## Written exercise
Of the lines below, how many hold the string "decisions"? Give only the number.

■ ■ ■ ■

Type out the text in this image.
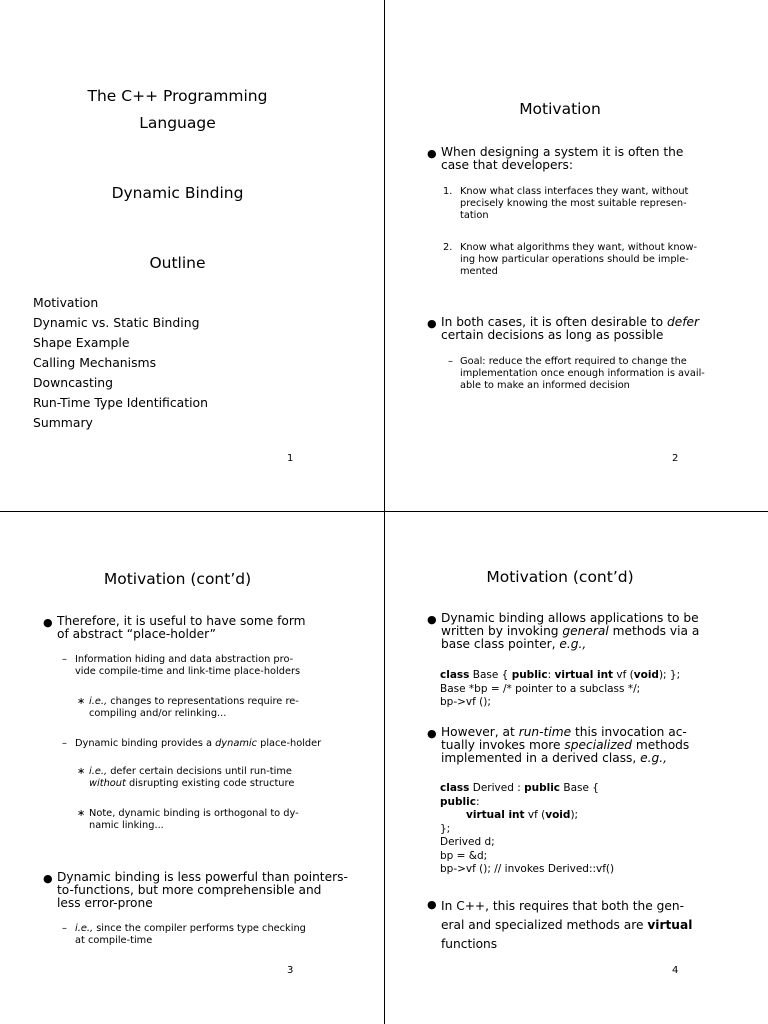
The C++ Programming
Language
Dynamic Binding
Outline
Motivation
Dynamic vs. Static Binding
Shape Example
Calling Mechanisms
Downcasting
Run-Time Type Identification
Summary
1
Motivation
● When designing a system it is often the
case that developers:
1. Know what class interfaces they want, without
precisely knowing the most suitable represen-
tation
2. Know what algorithms they want, without know-
ing how particular operations should be imple-
mented
● In both cases, it is often desirable to defer
certain decisions as long as possible
– Goal: reduce the effort required to change the
implementation once enough information is avail-
able to make an informed decision
2
Motivation (cont’d)
● Therefore, it is useful to have some form
of abstract “place-holder”
– Information hiding and data abstraction pro-
vide compile-time and link-time place-holders
∗ i.e., changes to representations require re-
compiling and/or relinking...
– Dynamic binding provides a dynamic place-holder
∗ i.e., defer certain decisions until run-time
without disrupting existing code structure
∗ Note, dynamic binding is orthogonal to dy-
namic linking...
● Dynamic binding is less powerful than pointers-
to-functions, but more comprehensible and
less error-prone
– i.e., since the compiler performs type checking
at compile-time
3
Motivation (cont’d)
● Dynamic binding allows applications to be
written by invoking general methods via a
base class pointer, e.g.,
class Base { public: virtual int vf (void); };
Base *bp = /* pointer to a subclass */;
bp->vf ();
● However, at run-time this invocation ac-
tually invokes more specialized methods
implemented in a derived class, e.g.,
class Derived : public Base {
public:
virtual int vf (void);
};
Derived d;
bp = &d;
bp->vf (); // invokes Derived::vf()
● In C++, this requires that both the gen-
eral and specialized methods are virtual
functions
4
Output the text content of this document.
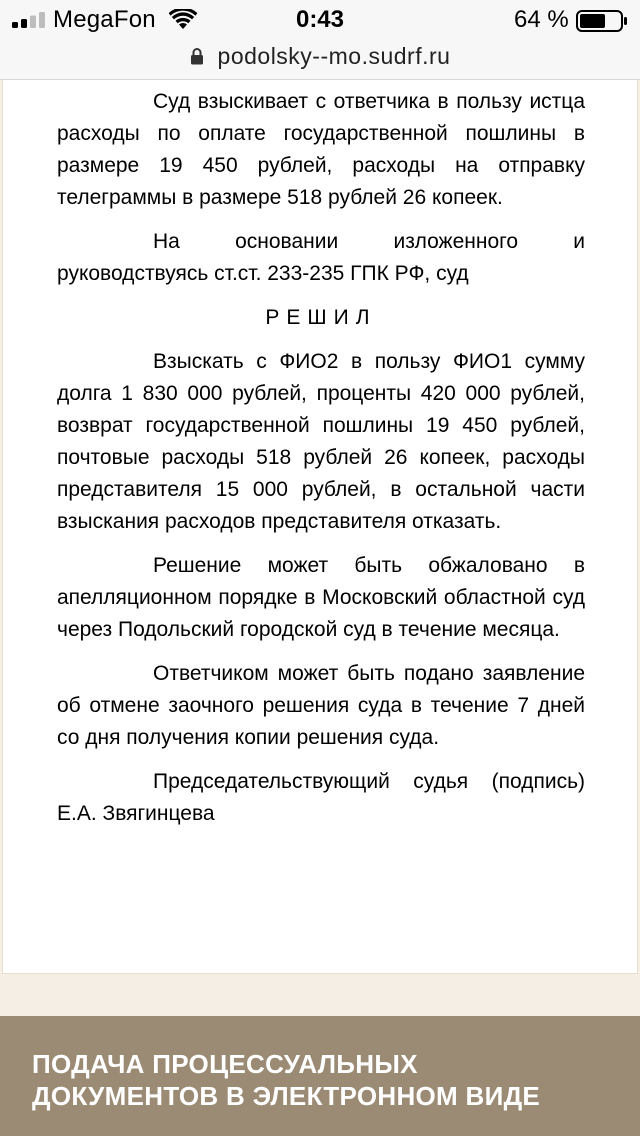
MegaFon	0:43	64 %
podolsky--mo.sudrf.ru

Суд взыскивает с ответчика в пользу истца расходы по оплате государственной пошлины в размере 19 450 рублей, расходы на отправку телеграммы в размере 518 рублей 26 копеек.

На основании изложенного и руководствуясь ст.ст. 233-235 ГПК РФ, суд

РЕШИЛ

Взыскать с ФИО2 в пользу ФИО1 сумму долга 1 830 000 рублей, проценты 420 000 рублей, возврат государственной пошлины 19 450 рублей, почтовые расходы 518 рублей 26 копеек, расходы представителя 15 000 рублей, в остальной части взыскания расходов представителя отказать.

Решение может быть обжаловано в апелляционном порядке в Московский областной суд через Подольский городской суд в течение месяца.

Ответчиком может быть подано заявление об отмене заочного решения суда в течение 7 дней со дня получения копии решения суда.

Председательствующий судья (подпись) Е.А. Звягинцева

ПОДАЧА ПРОЦЕССУАЛЬНЫХ
ДОКУМЕНТОВ В ЭЛЕКТРОННОМ ВИДЕ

■ ■ ■ ■

## Exercise response
2